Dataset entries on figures
-- Start --
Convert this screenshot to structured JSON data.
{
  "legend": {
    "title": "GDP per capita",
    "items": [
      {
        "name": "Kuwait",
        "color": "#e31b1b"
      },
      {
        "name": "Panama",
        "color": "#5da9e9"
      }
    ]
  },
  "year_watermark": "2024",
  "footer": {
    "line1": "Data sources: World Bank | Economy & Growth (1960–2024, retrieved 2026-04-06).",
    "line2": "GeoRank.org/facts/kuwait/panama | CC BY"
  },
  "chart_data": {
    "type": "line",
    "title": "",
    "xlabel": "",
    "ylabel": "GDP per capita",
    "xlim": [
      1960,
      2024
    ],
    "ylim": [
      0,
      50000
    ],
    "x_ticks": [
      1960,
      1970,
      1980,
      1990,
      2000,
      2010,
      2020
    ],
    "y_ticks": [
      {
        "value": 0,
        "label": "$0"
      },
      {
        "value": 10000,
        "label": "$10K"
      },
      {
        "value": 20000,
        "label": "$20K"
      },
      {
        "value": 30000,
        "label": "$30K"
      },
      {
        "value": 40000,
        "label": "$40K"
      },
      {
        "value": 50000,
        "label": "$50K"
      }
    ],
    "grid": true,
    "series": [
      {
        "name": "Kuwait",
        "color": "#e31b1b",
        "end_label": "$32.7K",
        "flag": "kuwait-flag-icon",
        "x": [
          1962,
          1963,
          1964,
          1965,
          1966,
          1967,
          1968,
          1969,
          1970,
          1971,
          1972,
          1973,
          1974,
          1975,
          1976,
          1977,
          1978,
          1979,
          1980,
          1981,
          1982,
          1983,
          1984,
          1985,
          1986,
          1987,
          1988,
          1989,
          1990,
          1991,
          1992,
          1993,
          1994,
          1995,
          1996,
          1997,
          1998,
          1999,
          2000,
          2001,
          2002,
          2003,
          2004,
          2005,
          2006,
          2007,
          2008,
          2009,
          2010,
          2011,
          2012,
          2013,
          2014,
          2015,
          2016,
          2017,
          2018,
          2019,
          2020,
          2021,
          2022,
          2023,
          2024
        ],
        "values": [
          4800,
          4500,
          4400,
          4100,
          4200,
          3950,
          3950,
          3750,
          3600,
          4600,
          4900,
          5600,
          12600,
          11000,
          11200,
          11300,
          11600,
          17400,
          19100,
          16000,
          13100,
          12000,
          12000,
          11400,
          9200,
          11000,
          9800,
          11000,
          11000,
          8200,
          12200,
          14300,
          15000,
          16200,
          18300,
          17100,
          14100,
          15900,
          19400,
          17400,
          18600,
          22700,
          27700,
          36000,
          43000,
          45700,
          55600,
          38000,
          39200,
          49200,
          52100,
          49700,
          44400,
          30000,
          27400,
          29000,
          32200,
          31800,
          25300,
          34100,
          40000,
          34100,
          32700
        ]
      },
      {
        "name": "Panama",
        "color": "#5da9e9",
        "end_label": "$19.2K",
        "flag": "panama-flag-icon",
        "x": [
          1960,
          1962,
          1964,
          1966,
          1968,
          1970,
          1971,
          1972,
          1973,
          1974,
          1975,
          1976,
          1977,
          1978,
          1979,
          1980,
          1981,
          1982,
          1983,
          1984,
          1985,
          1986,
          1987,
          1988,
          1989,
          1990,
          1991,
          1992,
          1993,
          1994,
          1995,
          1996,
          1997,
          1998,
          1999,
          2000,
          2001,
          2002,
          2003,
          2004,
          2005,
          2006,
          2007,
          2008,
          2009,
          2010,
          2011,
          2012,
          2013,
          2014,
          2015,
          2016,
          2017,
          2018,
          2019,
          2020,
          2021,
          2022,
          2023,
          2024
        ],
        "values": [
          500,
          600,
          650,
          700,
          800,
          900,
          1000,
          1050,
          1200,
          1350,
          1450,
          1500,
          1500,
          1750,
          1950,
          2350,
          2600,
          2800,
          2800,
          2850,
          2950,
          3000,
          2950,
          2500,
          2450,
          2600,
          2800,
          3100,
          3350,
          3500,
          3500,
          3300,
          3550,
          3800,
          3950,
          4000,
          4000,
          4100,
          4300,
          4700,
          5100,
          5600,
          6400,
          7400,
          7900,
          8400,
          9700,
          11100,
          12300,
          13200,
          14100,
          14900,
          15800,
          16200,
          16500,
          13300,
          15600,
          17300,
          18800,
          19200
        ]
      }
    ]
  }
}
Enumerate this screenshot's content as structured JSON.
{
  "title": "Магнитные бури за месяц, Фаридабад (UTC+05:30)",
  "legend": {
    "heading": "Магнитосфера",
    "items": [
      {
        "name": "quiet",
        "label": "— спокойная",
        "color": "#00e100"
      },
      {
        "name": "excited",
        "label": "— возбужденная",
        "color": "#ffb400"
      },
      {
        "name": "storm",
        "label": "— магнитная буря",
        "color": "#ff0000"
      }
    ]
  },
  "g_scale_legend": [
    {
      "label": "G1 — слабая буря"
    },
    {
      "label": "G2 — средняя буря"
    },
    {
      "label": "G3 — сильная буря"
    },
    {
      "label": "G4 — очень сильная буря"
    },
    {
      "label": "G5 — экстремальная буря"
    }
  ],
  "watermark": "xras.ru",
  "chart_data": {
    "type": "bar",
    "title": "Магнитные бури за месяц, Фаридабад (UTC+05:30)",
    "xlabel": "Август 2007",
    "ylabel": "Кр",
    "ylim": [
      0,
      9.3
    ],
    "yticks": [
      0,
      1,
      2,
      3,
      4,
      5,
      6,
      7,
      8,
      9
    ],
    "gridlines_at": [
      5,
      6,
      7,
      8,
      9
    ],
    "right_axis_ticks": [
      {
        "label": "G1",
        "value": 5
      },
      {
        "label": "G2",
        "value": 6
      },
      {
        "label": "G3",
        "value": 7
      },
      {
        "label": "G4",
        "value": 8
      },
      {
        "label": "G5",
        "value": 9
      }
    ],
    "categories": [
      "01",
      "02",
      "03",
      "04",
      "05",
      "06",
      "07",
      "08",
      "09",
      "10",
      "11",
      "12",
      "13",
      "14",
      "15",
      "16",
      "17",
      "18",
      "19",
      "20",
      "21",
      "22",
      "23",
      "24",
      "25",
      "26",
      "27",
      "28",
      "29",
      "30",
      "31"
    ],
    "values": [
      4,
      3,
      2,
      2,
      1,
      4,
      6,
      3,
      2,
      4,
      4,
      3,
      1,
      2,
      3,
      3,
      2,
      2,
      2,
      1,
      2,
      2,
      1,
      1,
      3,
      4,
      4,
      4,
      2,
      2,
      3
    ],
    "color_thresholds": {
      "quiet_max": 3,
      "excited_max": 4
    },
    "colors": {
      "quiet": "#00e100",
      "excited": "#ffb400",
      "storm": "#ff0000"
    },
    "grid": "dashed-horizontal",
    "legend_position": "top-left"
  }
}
-- End --
▶ [WRITTEN EXERCISE]
Make an exact copy of the records.

▶ [THE COMPLETED TASK]
Convert this screenshot to structured JSON data.
{
  "legend": {
    "title": "GDP per capita",
    "items": [
      {
        "name": "Kuwait",
        "color": "#e31b1b"
      },
      {
        "name": "Panama",
        "color": "#5da9e9"
      }
    ]
  },
  "year_watermark": "2024",
  "footer": {
    "line1": "Data sources: World Bank | Economy & Growth (1960–2024, retrieved 2026-04-06).",
    "line2": "GeoRank.org/facts/kuwait/panama | CC BY"
  },
  "chart_data": {
    "type": "line",
    "title": "",
    "xlabel": "",
    "ylabel": "GDP per capita",
    "xlim": [
      1960,
      2024
    ],
    "ylim": [
      0,
      50000
    ],
    "x_ticks": [
      1960,
      1970,
      1980,
      1990,
      2000,
      2010,
      2020
    ],
    "y_ticks": [
      {
        "value": 0,
        "label": "$0"
      },
      {
        "value": 10000,
        "label": "$10K"
      },
      {
        "value": 20000,
        "label": "$20K"
      },
      {
        "value": 30000,
        "label": "$30K"
      },
      {
        "value": 40000,
        "label": "$40K"
      },
      {
        "value": 50000,
        "label": "$50K"
      }
    ],
    "grid": true,
    "series": [
      {
        "name": "Kuwait",
        "color": "#e31b1b",
        "end_label": "$32.7K",
        "flag": "kuwait-flag-icon",
        "x": [
          1962,
          1963,
          1964,
          1965,
          1966,
          1967,
          1968,
          1969,
          1970,
          1971,
          1972,
          1973,
          1974,
          1975,
          1976,
          1977,
          1978,
          1979,
          1980,
          1981,
          1982,
          1983,
          1984,
          1985,
          1986,
          1987,
          1988,
          1989,
          1990,
          1991,
          1992,
          1993,
          1994,
          1995,
          1996,
          1997,
          1998,
          1999,
          2000,
          2001,
          2002,
          2003,
          2004,
          2005,
          2006,
          2007,
          2008,
          2009,
          2010,
          2011,
          2012,
          2013,
          2014,
          2015,
          2016,
          2017,
          2018,
          2019,
          2020,
          2021,
          2022,
          2023,
          2024
        ],
        "values": [
          4800,
          4500,
          4400,
          4100,
          4200,
          3950,
          3950,
          3750,
          3600,
          4600,
          4900,
          5600,
          12600,
          11000,
          11200,
          11300,
          11600,
          17400,
          19100,
          16000,
          13100,
          12000,
          12000,
          11400,
          9200,
          11000,
          9800,
          11000,
          11000,
          8200,
          12200,
          14300,
          15000,
          16200,
          18300,
          17100,
          14100,
          15900,
          19400,
          17400,
          18600,
          22700,
          27700,
          36000,
          43000,
          45700,
          55600,
          38000,
          39200,
          49200,
          52100,
          49700,
          44400,
          30000,
          27400,
          29000,
          32200,
          31800,
          25300,
          34100,
          40000,
          34100,
          32700
        ]
      },
      {
        "name": "Panama",
        "color": "#5da9e9",
        "end_label": "$19.2K",
        "flag": "panama-flag-icon",
        "x": [
          1960,
          1962,
          1964,
          1966,
          1968,
          1970,
          1971,
          1972,
          1973,
          1974,
          1975,
          1976,
          1977,
          1978,
          1979,
          1980,
          1981,
          1982,
          1983,
          1984,
          1985,
          1986,
          1987,
          1988,
          1989,
          1990,
          1991,
          1992,
          1993,
          1994,
          1995,
          1996,
          1997,
          1998,
          1999,
          2000,
          2001,
          2002,
          2003,
          2004,
          2005,
          2006,
          2007,
          2008,
          2009,
          2010,
          2011,
          2012,
          2013,
          2014,
          2015,
          2016,
          2017,
          2018,
          2019,
          2020,
          2021,
          2022,
          2023,
          2024
        ],
        "values": [
          500,
          600,
          650,
          700,
          800,
          900,
          1000,
          1050,
          1200,
          1350,
          1450,
          1500,
          1500,
          1750,
          1950,
          2350,
          2600,
          2800,
          2800,
          2850,
          2950,
          3000,
          2950,
          2500,
          2450,
          2600,
          2800,
          3100,
          3350,
          3500,
          3500,
          3300,
          3550,
          3800,
          3950,
          4000,
          4000,
          4100,
          4300,
          4700,
          5100,
          5600,
          6400,
          7400,
          7900,
          8400,
          9700,
          11100,
          12300,
          13200,
          14100,
          14900,
          15800,
          16200,
          16500,
          13300,
          15600,
          17300,
          18800,
          19200
        ]
      }
    ]
  }
}
Enumerate this screenshot's content as structured JSON.
{
  "title": "Магнитные бури за месяц, Фаридабад (UTC+05:30)",
  "legend": {
    "heading": "Магнитосфера",
    "items": [
      {
        "name": "quiet",
        "label": "— спокойная",
        "color": "#00e100"
      },
      {
        "name": "excited",
        "label": "— возбужденная",
        "color": "#ffb400"
      },
      {
        "name": "storm",
        "label": "— магнитная буря",
        "color": "#ff0000"
      }
    ]
  },
  "g_scale_legend": [
    {
      "label": "G1 — слабая буря"
    },
    {
      "label": "G2 — средняя буря"
    },
    {
      "label": "G3 — сильная буря"
    },
    {
      "label": "G4 — очень сильная буря"
    },
    {
      "label": "G5 — экстремальная буря"
    }
  ],
  "watermark": "xras.ru",
  "chart_data": {
    "type": "bar",
    "title": "Магнитные бури за месяц, Фаридабад (UTC+05:30)",
    "xlabel": "Август 2007",
    "ylabel": "Кр",
    "ylim": [
      0,
      9.3
    ],
    "yticks": [
      0,
      1,
      2,
      3,
      4,
      5,
      6,
      7,
      8,
      9
    ],
    "gridlines_at": [
      5,
      6,
      7,
      8,
      9
    ],
    "right_axis_ticks": [
      {
        "label": "G1",
        "value": 5
      },
      {
        "label": "G2",
        "value": 6
      },
      {
        "label": "G3",
        "value": 7
      },
      {
        "label": "G4",
        "value": 8
      },
      {
        "label": "G5",
        "value": 9
      }
    ],
    "categories": [
      "01",
      "02",
      "03",
      "04",
      "05",
      "06",
      "07",
      "08",
      "09",
      "10",
      "11",
      "12",
      "13",
      "14",
      "15",
      "16",
      "17",
      "18",
      "19",
      "20",
      "21",
      "22",
      "23",
      "24",
      "25",
      "26",
      "27",
      "28",
      "29",
      "30",
      "31"
    ],
    "values": [
      4,
      3,
      2,
      2,
      1,
      4,
      6,
      3,
      2,
      4,
      4,
      3,
      1,
      2,
      3,
      3,
      2,
      2,
      2,
      1,
      2,
      2,
      1,
      1,
      3,
      4,
      4,
      4,
      2,
      2,
      3
    ],
    "color_thresholds": {
      "quiet_max": 3,
      "excited_max": 4
    },
    "colors": {
      "quiet": "#00e100",
      "excited": "#ffb400",
      "storm": "#ff0000"
    },
    "grid": "dashed-horizontal",
    "legend_position": "top-left"
  }
}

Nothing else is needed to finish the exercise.